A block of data
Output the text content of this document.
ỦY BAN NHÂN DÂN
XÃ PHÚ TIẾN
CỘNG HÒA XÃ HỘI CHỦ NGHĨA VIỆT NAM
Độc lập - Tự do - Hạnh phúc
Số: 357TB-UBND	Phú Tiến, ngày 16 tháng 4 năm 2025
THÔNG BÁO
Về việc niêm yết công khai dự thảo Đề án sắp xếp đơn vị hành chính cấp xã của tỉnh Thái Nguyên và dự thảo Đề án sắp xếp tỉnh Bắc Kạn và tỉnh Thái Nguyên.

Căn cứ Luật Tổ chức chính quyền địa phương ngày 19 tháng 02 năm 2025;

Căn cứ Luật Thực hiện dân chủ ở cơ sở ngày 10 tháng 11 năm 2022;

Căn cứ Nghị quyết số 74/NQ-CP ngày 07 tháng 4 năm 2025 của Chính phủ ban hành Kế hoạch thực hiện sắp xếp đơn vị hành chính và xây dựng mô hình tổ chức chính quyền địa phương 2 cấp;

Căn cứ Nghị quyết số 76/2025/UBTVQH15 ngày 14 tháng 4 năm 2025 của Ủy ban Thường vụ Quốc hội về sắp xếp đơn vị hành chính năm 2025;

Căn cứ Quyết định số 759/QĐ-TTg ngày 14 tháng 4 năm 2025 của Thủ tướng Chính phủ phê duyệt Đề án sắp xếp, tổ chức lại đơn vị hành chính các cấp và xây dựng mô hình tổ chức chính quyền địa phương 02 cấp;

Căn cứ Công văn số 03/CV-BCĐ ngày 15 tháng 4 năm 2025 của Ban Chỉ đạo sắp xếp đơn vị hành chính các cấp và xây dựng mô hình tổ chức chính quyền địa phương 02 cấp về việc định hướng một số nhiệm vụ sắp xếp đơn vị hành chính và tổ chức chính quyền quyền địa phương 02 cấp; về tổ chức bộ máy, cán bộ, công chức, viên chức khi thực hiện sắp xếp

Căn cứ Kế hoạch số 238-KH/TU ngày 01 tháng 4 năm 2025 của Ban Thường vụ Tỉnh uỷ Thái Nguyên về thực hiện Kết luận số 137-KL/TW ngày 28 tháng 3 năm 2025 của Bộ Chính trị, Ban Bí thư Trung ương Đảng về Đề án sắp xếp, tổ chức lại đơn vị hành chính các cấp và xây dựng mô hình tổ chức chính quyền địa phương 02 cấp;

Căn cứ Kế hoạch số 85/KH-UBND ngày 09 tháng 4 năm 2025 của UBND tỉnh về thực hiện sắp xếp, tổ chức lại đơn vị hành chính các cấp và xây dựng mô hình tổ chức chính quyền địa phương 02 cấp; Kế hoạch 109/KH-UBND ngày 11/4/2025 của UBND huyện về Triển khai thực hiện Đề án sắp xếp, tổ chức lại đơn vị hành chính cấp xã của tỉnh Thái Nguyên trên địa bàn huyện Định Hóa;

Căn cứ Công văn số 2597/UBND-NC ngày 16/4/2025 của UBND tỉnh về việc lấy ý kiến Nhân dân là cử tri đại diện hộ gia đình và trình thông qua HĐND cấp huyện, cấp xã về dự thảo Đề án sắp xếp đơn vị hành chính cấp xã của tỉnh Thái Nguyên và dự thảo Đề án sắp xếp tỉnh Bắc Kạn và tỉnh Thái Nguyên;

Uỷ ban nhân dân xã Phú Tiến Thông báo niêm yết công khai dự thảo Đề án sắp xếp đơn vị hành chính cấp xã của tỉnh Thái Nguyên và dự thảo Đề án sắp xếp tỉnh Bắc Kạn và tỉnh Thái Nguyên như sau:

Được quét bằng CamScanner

Stated task — Check each line of the records for the word "Thái", and show the lines that contain it.

Completed exercise —
Về việc niêm yết công khai dự thảo Đề án sắp xếp đơn vị hành chính cấp xã của tỉnh Thái Nguyên và dự thảo Đề án sắp xếp tỉnh Bắc Kạn và tỉnh Thái Nguyên.
Căn cứ Kế hoạch số 238-KH/TU ngày 01 tháng 4 năm 2025 của Ban Thường vụ Tỉnh uỷ Thái Nguyên về thực hiện Kết luận số 137-KL/TW ngày 28 tháng 3 năm 2025 của Bộ Chính trị, Ban Bí thư Trung ương Đảng về Đề án sắp xếp, tổ chức lại đơn vị hành chính các cấp và xây dựng mô hình tổ chức chính quyền địa phương 02 cấp;
Căn cứ Kế hoạch số 85/KH-UBND ngày 09 tháng 4 năm 2025 của UBND tỉnh về thực hiện sắp xếp, tổ chức lại đơn vị hành chính các cấp và xây dựng mô hình tổ chức chính quyền địa phương 02 cấp; Kế hoạch 109/KH-UBND ngày 11/4/2025 của UBND huyện về Triển khai thực hiện Đề án sắp xếp, tổ chức lại đơn vị hành chính cấp xã của tỉnh Thái Nguyên trên địa bàn huyện Định Hóa;
Căn cứ Công văn số 2597/UBND-NC ngày 16/4/2025 của UBND tỉnh về việc lấy ý kiến Nhân dân là cử tri đại diện hộ gia đình và trình thông qua HĐND cấp huyện, cấp xã về dự thảo Đề án sắp xếp đơn vị hành chính cấp xã của tỉnh Thái Nguyên và dự thảo Đề án sắp xếp tỉnh Bắc Kạn và tỉnh Thái Nguyên;
Uỷ ban nhân dân xã Phú Tiến Thông báo niêm yết công khai dự thảo Đề án sắp xếp đơn vị hành chính cấp xã của tỉnh Thái Nguyên và dự thảo Đề án sắp xếp tỉnh Bắc Kạn và tỉnh Thái Nguyên như sau:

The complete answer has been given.